### Exercise goal
Identify each line containing the word "content" and copy it.

### Record set
--

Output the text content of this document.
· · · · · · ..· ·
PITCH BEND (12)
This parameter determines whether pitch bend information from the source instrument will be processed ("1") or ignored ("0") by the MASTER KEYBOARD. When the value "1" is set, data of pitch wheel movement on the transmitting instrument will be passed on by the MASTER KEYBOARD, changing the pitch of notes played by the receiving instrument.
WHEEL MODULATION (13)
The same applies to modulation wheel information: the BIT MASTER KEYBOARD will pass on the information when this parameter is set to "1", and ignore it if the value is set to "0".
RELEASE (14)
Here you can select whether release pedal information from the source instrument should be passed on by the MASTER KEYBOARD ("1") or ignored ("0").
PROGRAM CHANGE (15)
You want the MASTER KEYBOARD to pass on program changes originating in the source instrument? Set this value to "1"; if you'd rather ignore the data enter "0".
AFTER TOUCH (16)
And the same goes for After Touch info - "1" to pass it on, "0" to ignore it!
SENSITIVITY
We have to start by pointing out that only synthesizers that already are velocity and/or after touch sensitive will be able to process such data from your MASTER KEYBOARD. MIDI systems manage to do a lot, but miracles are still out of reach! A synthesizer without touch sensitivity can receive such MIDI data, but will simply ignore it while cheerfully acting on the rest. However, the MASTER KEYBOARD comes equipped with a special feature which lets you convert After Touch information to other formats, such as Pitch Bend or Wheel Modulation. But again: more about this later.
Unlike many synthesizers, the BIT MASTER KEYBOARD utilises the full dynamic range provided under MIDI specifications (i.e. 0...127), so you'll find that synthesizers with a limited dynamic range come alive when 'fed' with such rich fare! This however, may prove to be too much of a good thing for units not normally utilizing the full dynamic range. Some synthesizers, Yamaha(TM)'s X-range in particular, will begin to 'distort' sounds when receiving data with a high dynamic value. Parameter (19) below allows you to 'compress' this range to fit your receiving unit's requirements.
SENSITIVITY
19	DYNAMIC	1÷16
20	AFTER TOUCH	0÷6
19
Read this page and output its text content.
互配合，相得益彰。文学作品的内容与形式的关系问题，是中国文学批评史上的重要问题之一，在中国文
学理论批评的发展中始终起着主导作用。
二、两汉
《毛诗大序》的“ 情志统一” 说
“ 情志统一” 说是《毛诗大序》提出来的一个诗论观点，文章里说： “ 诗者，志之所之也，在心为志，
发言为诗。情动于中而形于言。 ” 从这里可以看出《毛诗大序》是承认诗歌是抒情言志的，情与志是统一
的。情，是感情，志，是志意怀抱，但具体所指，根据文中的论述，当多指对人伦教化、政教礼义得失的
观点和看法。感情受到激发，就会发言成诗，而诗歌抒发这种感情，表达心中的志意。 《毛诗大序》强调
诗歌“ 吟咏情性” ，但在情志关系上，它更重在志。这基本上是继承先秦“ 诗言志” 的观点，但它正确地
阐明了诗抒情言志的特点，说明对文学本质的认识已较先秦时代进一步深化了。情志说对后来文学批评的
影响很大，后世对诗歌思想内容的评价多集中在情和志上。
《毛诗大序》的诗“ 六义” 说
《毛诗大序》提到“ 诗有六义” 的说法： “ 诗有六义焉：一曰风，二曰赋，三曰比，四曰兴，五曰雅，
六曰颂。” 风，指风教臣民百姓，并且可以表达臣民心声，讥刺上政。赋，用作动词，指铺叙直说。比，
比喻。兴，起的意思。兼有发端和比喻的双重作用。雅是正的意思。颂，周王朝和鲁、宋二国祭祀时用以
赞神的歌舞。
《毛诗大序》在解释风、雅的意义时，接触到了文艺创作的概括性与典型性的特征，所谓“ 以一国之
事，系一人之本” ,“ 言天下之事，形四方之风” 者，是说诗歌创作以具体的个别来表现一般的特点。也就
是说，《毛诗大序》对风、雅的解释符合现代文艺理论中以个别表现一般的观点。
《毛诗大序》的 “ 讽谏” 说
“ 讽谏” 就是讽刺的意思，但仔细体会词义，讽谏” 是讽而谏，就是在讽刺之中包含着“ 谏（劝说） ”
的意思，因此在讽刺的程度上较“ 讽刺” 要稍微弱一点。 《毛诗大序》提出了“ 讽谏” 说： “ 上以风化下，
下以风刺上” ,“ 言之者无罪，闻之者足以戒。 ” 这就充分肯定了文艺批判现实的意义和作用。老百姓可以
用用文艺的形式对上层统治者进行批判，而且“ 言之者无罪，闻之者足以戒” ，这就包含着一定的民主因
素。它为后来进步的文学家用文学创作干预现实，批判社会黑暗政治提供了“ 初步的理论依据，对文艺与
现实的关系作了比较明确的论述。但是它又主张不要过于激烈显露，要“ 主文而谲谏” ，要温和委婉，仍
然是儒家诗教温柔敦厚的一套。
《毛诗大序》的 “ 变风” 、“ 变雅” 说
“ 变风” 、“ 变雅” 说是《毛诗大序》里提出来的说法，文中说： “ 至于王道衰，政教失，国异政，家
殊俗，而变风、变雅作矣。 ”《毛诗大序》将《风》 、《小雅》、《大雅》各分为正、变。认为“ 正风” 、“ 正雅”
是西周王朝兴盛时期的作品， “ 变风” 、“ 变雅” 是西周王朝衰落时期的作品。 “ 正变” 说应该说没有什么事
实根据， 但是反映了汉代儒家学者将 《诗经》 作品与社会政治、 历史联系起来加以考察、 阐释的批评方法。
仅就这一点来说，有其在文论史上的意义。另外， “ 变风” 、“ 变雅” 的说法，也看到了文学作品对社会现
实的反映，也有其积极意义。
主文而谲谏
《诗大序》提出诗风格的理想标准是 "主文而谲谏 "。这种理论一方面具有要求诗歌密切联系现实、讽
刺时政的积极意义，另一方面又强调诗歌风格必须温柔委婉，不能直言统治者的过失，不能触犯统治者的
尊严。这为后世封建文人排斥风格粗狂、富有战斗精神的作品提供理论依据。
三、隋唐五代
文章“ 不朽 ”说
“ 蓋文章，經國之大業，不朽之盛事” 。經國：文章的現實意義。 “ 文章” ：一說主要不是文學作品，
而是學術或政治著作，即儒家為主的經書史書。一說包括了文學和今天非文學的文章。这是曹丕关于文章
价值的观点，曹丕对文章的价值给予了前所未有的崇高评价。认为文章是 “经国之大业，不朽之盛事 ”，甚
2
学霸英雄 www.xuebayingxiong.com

--

### Expected output
Output the text content of this document.
Read this page and output its text content.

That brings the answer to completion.